◆ What is being asked ◆
Locate every line that holds the string "position" and copy it.

◆ Provided data ◆

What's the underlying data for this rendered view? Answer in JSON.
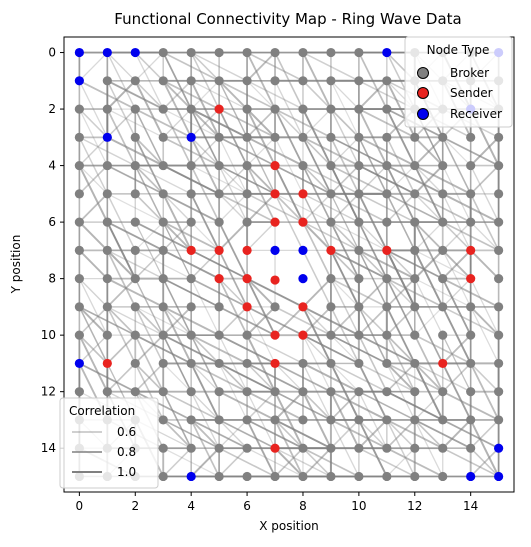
{
  "chart_data": {
    "type": "scatter",
    "title": "Functional Connectivity Map - Ring Wave Data",
    "xlabel": "X position",
    "ylabel": "Y position",
    "xlim": [
      -0.55,
      15.55
    ],
    "ylim": [
      15.55,
      -0.55
    ],
    "y_inverted": true,
    "xticks": [
      0,
      2,
      4,
      6,
      8,
      10,
      12,
      14
    ],
    "yticks": [
      0,
      2,
      4,
      6,
      8,
      10,
      12,
      14
    ],
    "grid": false,
    "grid_size": 16,
    "missing_nodes": [
      [
        7,
        7
      ],
      [
        8,
        7
      ],
      [
        7,
        8
      ],
      [
        8,
        8
      ]
    ],
    "node_colors": {
      "Broker": "#808080",
      "Sender": "#e8231f",
      "Receiver": "#0000ee"
    },
    "edge_color": "#808080",
    "senders": [
      [
        5,
        2
      ],
      [
        4,
        7
      ],
      [
        5,
        7
      ],
      [
        6,
        7
      ],
      [
        9,
        7
      ],
      [
        11,
        7
      ],
      [
        14,
        7
      ],
      [
        5,
        8
      ],
      [
        6,
        8
      ],
      [
        7,
        8.05
      ],
      [
        8,
        9
      ],
      [
        7,
        10
      ],
      [
        8,
        10
      ],
      [
        7,
        4
      ],
      [
        7,
        5
      ],
      [
        7,
        6
      ],
      [
        8,
        6
      ],
      [
        7,
        11
      ],
      [
        7,
        14
      ],
      [
        1,
        11
      ],
      [
        13,
        11
      ],
      [
        14,
        8
      ],
      [
        8,
        5
      ],
      [
        6,
        9
      ]
    ],
    "receivers": [
      [
        0,
        0
      ],
      [
        1,
        0
      ],
      [
        2,
        0
      ],
      [
        11,
        0
      ],
      [
        15,
        0
      ],
      [
        0,
        1
      ],
      [
        14,
        2
      ],
      [
        1,
        3
      ],
      [
        4,
        3
      ],
      [
        7,
        7
      ],
      [
        8,
        7
      ],
      [
        8,
        8
      ],
      [
        0,
        11
      ],
      [
        15,
        14
      ],
      [
        4,
        15
      ],
      [
        14,
        15
      ],
      [
        15,
        15
      ]
    ],
    "legend_nodes": {
      "title": "Node Type",
      "location": "upper-right",
      "entries": [
        {
          "label": "Broker",
          "color": "#808080"
        },
        {
          "label": "Sender",
          "color": "#e8231f"
        },
        {
          "label": "Receiver",
          "color": "#0000ee"
        }
      ]
    },
    "legend_edges": {
      "title": "Correlation",
      "location": "lower-left",
      "entries": [
        {
          "label": "0.6",
          "value": 0.6
        },
        {
          "label": "0.8",
          "value": 0.8
        },
        {
          "label": "1.0",
          "value": 1.0
        }
      ]
    }
  }
}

◆ Solution for this problem ◆
    "xlabel": "X position",
    "ylabel": "Y position",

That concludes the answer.